Work to complete:
Can you extract every line of the listing below and reproduce each one word for word?

Records for this exercise:
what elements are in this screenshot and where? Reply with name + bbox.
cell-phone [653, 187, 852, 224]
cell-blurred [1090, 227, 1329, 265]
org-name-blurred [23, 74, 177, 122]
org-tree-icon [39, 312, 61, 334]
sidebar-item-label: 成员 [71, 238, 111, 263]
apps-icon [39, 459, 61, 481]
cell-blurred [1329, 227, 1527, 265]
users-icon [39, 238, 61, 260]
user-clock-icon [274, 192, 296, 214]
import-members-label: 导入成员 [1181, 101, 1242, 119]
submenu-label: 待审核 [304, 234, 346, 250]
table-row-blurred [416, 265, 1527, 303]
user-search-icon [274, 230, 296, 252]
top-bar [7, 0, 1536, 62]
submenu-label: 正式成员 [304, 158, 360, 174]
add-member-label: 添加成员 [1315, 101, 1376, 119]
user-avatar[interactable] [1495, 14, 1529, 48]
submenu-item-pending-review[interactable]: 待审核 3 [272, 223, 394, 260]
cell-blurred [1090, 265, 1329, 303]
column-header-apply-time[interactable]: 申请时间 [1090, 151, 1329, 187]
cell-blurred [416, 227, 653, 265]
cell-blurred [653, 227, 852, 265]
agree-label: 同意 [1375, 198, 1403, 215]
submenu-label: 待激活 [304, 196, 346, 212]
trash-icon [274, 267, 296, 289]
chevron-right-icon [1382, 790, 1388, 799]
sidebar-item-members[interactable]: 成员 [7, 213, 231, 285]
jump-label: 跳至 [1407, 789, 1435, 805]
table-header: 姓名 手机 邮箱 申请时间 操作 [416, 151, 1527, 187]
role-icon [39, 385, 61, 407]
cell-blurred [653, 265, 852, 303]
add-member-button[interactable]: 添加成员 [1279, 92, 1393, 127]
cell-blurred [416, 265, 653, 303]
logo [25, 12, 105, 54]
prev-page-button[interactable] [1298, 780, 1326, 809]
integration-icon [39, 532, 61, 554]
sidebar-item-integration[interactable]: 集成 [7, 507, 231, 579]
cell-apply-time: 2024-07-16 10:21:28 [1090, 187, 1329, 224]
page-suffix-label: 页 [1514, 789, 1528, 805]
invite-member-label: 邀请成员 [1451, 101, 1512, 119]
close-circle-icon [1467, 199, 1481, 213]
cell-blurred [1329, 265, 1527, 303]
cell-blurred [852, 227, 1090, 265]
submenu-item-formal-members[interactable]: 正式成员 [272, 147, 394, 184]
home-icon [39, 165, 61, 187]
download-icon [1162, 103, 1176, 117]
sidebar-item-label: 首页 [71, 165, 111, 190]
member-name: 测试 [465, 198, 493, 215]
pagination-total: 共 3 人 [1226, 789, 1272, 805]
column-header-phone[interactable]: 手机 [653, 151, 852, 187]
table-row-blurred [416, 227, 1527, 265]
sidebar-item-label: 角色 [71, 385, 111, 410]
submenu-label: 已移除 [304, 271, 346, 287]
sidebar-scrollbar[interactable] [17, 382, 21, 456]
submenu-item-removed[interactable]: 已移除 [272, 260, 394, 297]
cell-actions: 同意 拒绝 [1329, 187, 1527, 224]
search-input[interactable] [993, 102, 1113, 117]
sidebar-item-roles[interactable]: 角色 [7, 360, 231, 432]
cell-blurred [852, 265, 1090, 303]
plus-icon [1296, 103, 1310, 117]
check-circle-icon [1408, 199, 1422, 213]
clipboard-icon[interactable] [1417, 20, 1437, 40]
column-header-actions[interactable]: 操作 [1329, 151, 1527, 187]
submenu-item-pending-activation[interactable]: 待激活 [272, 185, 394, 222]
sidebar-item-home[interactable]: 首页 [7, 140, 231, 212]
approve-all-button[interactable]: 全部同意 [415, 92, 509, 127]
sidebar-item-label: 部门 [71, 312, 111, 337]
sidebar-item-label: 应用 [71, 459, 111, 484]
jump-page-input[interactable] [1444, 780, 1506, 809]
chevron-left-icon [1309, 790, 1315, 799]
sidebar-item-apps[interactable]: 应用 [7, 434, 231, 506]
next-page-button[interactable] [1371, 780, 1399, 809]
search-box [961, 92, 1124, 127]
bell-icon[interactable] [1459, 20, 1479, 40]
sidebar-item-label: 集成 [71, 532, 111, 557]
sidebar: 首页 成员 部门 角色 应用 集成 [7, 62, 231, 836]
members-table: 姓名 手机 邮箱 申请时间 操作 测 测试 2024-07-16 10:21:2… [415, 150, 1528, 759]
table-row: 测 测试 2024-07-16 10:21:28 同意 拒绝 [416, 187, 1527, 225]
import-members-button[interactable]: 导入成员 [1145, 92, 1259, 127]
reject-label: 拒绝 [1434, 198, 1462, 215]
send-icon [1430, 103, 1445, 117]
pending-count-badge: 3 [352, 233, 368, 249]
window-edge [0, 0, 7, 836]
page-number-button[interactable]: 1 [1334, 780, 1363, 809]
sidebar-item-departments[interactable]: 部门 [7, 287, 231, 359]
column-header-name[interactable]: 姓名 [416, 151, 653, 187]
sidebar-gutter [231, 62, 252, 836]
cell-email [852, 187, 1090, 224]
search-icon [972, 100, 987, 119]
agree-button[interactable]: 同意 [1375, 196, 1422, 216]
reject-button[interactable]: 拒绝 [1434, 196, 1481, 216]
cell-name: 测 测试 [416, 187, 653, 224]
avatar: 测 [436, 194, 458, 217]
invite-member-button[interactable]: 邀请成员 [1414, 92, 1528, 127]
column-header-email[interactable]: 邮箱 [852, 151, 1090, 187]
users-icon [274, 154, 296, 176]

Output of the exercise:
what elements are in this screenshot and where? Reply with name + bbox.
cell-phone [653, 187, 852, 224]
cell-blurred [1090, 227, 1329, 265]
org-name-blurred [23, 74, 177, 122]
org-tree-icon [39, 312, 61, 334]
sidebar-item-label: 成员 [71, 238, 111, 263]
apps-icon [39, 459, 61, 481]
cell-blurred [1329, 227, 1527, 265]
users-icon [39, 238, 61, 260]
user-clock-icon [274, 192, 296, 214]
import-members-label: 导入成员 [1181, 101, 1242, 119]
submenu-label: 待审核 [304, 234, 346, 250]
table-row-blurred [416, 265, 1527, 303]
user-search-icon [274, 230, 296, 252]
top-bar [7, 0, 1536, 62]
submenu-label: 正式成员 [304, 158, 360, 174]
add-member-label: 添加成员 [1315, 101, 1376, 119]
user-avatar[interactable] [1495, 14, 1529, 48]
submenu-item-pending-review[interactable]: 待审核 3 [272, 223, 394, 260]
cell-blurred [1090, 265, 1329, 303]
column-header-apply-time[interactable]: 申请时间 [1090, 151, 1329, 187]
cell-blurred [416, 227, 653, 265]
cell-blurred [653, 227, 852, 265]
agree-label: 同意 [1375, 198, 1403, 215]
submenu-label: 待激活 [304, 196, 346, 212]
trash-icon [274, 267, 296, 289]
chevron-right-icon [1382, 790, 1388, 799]
sidebar-item-members[interactable]: 成员 [7, 213, 231, 285]
jump-label: 跳至 [1407, 789, 1435, 805]
table-header: 姓名 手机 邮箱 申请时间 操作 [416, 151, 1527, 187]
role-icon [39, 385, 61, 407]
cell-blurred [653, 265, 852, 303]
add-member-button[interactable]: 添加成员 [1279, 92, 1393, 127]
cell-blurred [416, 265, 653, 303]
logo [25, 12, 105, 54]
prev-page-button[interactable] [1298, 780, 1326, 809]
integration-icon [39, 532, 61, 554]
sidebar-item-integration[interactable]: 集成 [7, 507, 231, 579]
cell-apply-time: 2024-07-16 10:21:28 [1090, 187, 1329, 224]
page-suffix-label: 页 [1514, 789, 1528, 805]
invite-member-label: 邀请成员 [1451, 101, 1512, 119]
close-circle-icon [1467, 199, 1481, 213]
cell-blurred [1329, 265, 1527, 303]
cell-blurred [852, 227, 1090, 265]
submenu-item-formal-members[interactable]: 正式成员 [272, 147, 394, 184]
home-icon [39, 165, 61, 187]
download-icon [1162, 103, 1176, 117]
sidebar-item-label: 首页 [71, 165, 111, 190]
member-name: 测试 [465, 198, 493, 215]
pagination-total: 共 3 人 [1226, 789, 1272, 805]
column-header-phone[interactable]: 手机 [653, 151, 852, 187]
table-row-blurred [416, 227, 1527, 265]
sidebar-item-label: 角色 [71, 385, 111, 410]
submenu-label: 已移除 [304, 271, 346, 287]
sidebar-scrollbar[interactable] [17, 382, 21, 456]
submenu-item-removed[interactable]: 已移除 [272, 260, 394, 297]
cell-actions: 同意 拒绝 [1329, 187, 1527, 224]
search-input[interactable] [993, 102, 1113, 117]
sidebar-item-roles[interactable]: 角色 [7, 360, 231, 432]
cell-blurred [852, 265, 1090, 303]
plus-icon [1296, 103, 1310, 117]
check-circle-icon [1408, 199, 1422, 213]
clipboard-icon[interactable] [1417, 20, 1437, 40]
column-header-actions[interactable]: 操作 [1329, 151, 1527, 187]
submenu-item-pending-activation[interactable]: 待激活 [272, 185, 394, 222]
sidebar-item-home[interactable]: 首页 [7, 140, 231, 212]
approve-all-button[interactable]: 全部同意 [415, 92, 509, 127]
sidebar-item-label: 部门 [71, 312, 111, 337]
sidebar-item-label: 应用 [71, 459, 111, 484]
jump-page-input[interactable] [1444, 780, 1506, 809]
chevron-left-icon [1309, 790, 1315, 799]
sidebar-item-apps[interactable]: 应用 [7, 434, 231, 506]
next-page-button[interactable] [1371, 780, 1399, 809]
search-box [961, 92, 1124, 127]
bell-icon[interactable] [1459, 20, 1479, 40]
sidebar-item-label: 集成 [71, 532, 111, 557]
sidebar: 首页 成员 部门 角色 应用 集成 [7, 62, 231, 836]
members-table: 姓名 手机 邮箱 申请时间 操作 测 测试 2024-07-16 10:21:2… [415, 150, 1528, 759]
table-row: 测 测试 2024-07-16 10:21:28 同意 拒绝 [416, 187, 1527, 225]
import-members-button[interactable]: 导入成员 [1145, 92, 1259, 127]
reject-label: 拒绝 [1434, 198, 1462, 215]
send-icon [1430, 103, 1445, 117]
pending-count-badge: 3 [352, 233, 368, 249]
window-edge [0, 0, 7, 836]
page-number-button[interactable]: 1 [1334, 780, 1363, 809]
sidebar-item-departments[interactable]: 部门 [7, 287, 231, 359]
column-header-name[interactable]: 姓名 [416, 151, 653, 187]
sidebar-gutter [231, 62, 252, 836]
cell-email [852, 187, 1090, 224]
search-icon [972, 100, 987, 119]
agree-button[interactable]: 同意 [1375, 196, 1422, 216]
reject-button[interactable]: 拒绝 [1434, 196, 1481, 216]
cell-name: 测 测试 [416, 187, 653, 224]
avatar: 测 [436, 194, 458, 217]
invite-member-button[interactable]: 邀请成员 [1414, 92, 1528, 127]
column-header-email[interactable]: 邮箱 [852, 151, 1090, 187]
users-icon [274, 154, 296, 176]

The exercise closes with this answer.